Selected extract -
--------------------

12-year-old Moziah Bridges is a bow tie aficionado and the CEO of his own company, Mo's Bows.

"I wanted to have that look — that 'bazam' look," he tells NPR's Audie Cornish.

Bridges says dressing well is a big part of growing up to be a man.

Listen to the audio above to hear the full conversation.

Copyright 2018 NPR. To see more, visit http://www.npr.org/.


OK, so that's Sheen's round up. Now we want to hear from you. Tell us about the object, the thing, toy, tool - the stuff that makes you feel manly, and why. We are open-minded, no judgment or imposition of tightly defined gender roles here. Men and women - we want to hear from all of you and this is meant to be fun. Send us your story on Twitter and Facebook. We are @NPRATC.


And speaking of sartorial choices, we turn next to Moziah Bridges, bow tie aficionado, CEO of his own company.

MOZIAH BRIDGES: I want to bring the bow tie back, and I want to make it look better than what it used to be.

CORNISH: Also, 12 years old. Mo, he said I could call him Mo, sells his own handmade bow ties online. He started his business, Mo's Bows, three years ago in his hometown of Memphis. For him, dressing well is a big part of becoming a man.

BRIDGES: It helps people respect you, and it makes you look good.

CORNISH: And Mo has always wanted to look good. He started picking out his own clothes when he was just 3 and accessorized with belts and fedoras. He was inspired by his dad.

BRIDGES: Well, I saw my dad wearing all those things. He would wear a bow tie and suspenders, just to go to McDonald's and eat some french fries. So he would just dress up for no apparent reason.

CORNISH: Now, tell us a story of how you started sewing your own bow ties - right? - because I gather you had to ask grandmother.

BRIDGES: Yes. Well, I - I couldn't find any bow ties that I liked. So I asked my grandmother how to teach me how to sew. And so she was like, oh, OK. I'll help you make them.

CORNISH: What did you want to do different than what you saw in the stores?

BRIDGES: Well, I wanted to have the fun in the bow tie. And I wanted to have just that look, that bazaam look.

CORNISH: Bazaam.


CORNISH: (Laughing) So what does that look like? Describe your two favorites.

BRIDGES: One of my favorites is a polka-dot, and it's very classic and crisp and cool. And one of my other especially favorites has all of the different colors in - it's in little puzzle pieces. So it's a fun and cool bow tie.

--------------------

Information shown -
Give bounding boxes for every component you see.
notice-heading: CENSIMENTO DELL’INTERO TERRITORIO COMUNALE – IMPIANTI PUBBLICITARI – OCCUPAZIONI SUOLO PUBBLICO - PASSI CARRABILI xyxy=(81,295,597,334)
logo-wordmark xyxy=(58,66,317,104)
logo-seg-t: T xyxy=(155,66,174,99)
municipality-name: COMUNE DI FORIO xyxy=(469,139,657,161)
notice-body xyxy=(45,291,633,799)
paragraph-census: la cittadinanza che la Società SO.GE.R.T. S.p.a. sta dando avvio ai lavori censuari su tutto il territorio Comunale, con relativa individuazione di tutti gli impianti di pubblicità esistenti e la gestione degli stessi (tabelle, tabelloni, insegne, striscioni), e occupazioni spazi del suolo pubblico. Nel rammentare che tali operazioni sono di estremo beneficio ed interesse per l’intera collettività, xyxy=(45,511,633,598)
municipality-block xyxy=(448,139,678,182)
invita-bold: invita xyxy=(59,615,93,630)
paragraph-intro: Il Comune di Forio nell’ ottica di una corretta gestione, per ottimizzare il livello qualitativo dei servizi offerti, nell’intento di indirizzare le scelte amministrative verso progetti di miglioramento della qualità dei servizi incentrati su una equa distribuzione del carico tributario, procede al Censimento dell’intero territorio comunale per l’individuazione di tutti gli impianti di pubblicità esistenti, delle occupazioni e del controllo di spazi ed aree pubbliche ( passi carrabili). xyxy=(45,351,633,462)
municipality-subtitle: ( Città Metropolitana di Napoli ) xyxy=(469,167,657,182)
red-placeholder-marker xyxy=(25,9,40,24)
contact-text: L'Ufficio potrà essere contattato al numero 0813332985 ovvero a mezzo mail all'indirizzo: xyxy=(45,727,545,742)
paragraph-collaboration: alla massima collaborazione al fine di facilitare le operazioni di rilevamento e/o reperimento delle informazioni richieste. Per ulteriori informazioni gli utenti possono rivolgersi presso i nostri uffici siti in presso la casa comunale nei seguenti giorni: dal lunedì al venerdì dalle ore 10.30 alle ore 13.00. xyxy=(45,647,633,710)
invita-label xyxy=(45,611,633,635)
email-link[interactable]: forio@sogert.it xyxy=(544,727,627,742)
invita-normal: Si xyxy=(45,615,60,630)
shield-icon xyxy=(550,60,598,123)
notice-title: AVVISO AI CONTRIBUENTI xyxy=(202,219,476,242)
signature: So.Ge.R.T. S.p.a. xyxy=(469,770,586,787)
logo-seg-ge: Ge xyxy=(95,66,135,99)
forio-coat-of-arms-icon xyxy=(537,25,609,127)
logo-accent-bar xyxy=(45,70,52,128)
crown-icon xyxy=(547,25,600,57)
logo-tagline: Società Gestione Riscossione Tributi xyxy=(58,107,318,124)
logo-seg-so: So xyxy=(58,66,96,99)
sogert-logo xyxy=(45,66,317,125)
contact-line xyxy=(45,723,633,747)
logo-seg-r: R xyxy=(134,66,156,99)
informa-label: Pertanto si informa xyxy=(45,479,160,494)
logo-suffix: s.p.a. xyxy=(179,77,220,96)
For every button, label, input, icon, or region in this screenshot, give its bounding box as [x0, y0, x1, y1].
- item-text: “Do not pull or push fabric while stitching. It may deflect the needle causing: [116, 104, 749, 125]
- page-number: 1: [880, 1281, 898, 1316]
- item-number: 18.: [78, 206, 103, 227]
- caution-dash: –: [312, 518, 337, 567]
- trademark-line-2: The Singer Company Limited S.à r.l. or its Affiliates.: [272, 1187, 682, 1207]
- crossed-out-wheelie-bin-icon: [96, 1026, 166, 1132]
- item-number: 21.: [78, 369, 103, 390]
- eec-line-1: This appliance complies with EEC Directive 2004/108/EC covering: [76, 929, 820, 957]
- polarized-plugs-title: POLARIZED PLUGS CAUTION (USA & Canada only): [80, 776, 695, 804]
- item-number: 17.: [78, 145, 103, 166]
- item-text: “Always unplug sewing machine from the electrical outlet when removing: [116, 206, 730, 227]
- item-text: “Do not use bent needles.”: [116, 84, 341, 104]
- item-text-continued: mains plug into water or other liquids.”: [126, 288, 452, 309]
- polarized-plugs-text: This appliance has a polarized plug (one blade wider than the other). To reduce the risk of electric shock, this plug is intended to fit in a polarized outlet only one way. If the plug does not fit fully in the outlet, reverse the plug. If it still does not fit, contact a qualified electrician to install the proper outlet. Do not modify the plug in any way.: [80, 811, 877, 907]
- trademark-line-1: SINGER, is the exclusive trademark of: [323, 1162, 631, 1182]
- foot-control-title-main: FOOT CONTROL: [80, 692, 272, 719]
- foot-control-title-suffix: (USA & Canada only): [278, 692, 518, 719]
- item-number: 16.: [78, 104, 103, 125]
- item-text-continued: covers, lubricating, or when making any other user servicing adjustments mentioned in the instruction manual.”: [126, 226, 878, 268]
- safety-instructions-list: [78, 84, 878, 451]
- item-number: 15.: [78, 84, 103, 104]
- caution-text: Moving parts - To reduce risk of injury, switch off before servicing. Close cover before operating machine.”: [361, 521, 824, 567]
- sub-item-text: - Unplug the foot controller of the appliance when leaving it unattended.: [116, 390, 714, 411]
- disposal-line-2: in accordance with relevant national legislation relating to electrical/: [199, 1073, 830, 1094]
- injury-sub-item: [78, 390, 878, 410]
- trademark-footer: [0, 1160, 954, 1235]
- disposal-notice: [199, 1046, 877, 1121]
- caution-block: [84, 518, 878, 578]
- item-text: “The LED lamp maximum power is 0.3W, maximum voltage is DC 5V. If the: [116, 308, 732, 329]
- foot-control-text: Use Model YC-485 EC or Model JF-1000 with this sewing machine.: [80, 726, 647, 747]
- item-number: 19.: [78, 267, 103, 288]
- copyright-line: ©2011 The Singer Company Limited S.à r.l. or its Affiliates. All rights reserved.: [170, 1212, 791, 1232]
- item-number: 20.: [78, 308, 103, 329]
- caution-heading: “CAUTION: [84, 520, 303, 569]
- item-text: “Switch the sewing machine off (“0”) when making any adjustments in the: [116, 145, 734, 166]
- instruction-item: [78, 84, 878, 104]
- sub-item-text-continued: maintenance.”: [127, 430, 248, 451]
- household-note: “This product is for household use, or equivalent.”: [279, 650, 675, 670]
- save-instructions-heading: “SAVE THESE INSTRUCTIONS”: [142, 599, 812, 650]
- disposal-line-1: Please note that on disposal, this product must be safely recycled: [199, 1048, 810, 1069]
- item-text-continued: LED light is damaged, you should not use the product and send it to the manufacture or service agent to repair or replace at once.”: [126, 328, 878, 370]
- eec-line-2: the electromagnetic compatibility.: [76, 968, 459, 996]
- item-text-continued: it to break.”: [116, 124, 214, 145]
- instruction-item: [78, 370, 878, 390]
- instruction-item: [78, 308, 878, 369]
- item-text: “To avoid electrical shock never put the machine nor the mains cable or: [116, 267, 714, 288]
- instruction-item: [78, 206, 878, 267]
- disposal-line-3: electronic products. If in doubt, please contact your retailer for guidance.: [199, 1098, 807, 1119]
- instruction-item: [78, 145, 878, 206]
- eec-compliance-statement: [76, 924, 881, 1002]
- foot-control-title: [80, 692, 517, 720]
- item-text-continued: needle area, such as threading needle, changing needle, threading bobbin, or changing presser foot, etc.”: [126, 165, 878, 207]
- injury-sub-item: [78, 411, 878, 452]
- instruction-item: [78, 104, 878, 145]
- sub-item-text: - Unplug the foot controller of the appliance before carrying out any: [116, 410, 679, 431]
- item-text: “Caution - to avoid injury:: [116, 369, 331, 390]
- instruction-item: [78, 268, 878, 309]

--------------------

Problems -
• 1. Swap "Twitter" for "Instagram" in the Mo's Bows transcript, then write out the passage starting at "Copyright 2018 NPR." and ending at "used to be.".
• 2. Carry the Mo's Bows transcript forward with the next part, picking up after its final line.
The listing comes from a different source than the Mo's Bows transcript.

Per-task outputs -
• 1.
Copyright 2018 NPR. To see more, visit http://www.npr.org/.


OK, so that's Sheen's round up. Now we want to hear from you. Tell us about the object, the thing, toy, tool - the stuff that makes you feel manly, and why. We are open-minded, no judgment or imposition of tightly defined gender roles here. Men and women - we want to hear from all of you and this is meant to be fun. Send us your story on Instagram and Facebook. We are @NPRATC.


And speaking of sartorial choices, we turn next to Moziah Bridges, bow tie aficionado, CEO of his own company.

MOZIAH BRIDGES: I want to bring the bow tie back, and I want to make it look better than what it used to be.

• 2.
CORNISH: I do know now that you have a staff, right? You have people...

BRIDGES: Yes, I do.

CORNISH: ...Working for you as CEO. But do you still make ties?

BRIDGES: Yes, I do still make ties when I feel like it because I'm the CEO. And I get to make the decisions, which is whatever the decision that my mom makes.

CORNISH: Oh, OK. Now, talk to me about how other boys, young men in your neighborhood dress. What do they look like?

BRIDGES: Well, they dress kind of urban. So they have their hoodies. They have their jeans. And so I think young people should dress better. Also Memphis used to be that pop - and it used to have that. But now it's Atlanta, New York and California. So we need to look up to them and step our game up - by the way we look.

CORNISH: I heard that you actually had to wear a uniform at school. Is that right?

BRIDGES: Yes. It's stressful because I want to wear what I want to wear because I don't want to look like other kids look. It's just...

CORNISH: The worst.

BRIDGES: Yes, the worst.

CORNISH: Do you feel like you're rebelling (laughing) on the weekends?

BRIDGES: Yes, yes. I love to rebel.

CORNISH: Well, Moziah Bridges, thank you so much for talking with us and best of luck with Mo's Bows.

BRIDGES: Thank you.

CORNISH: Twelve-year-old Moziah Bridges, CEO of Mo's Bows in Memphis.

BLOCK: We'll talk more about men, their experiences and changing roles throughout the summer. You can follow our series on Twitter at #menPR, that's M-E-N-P-R. This is NPR. Transcript provided by NPR, Copyright NPR.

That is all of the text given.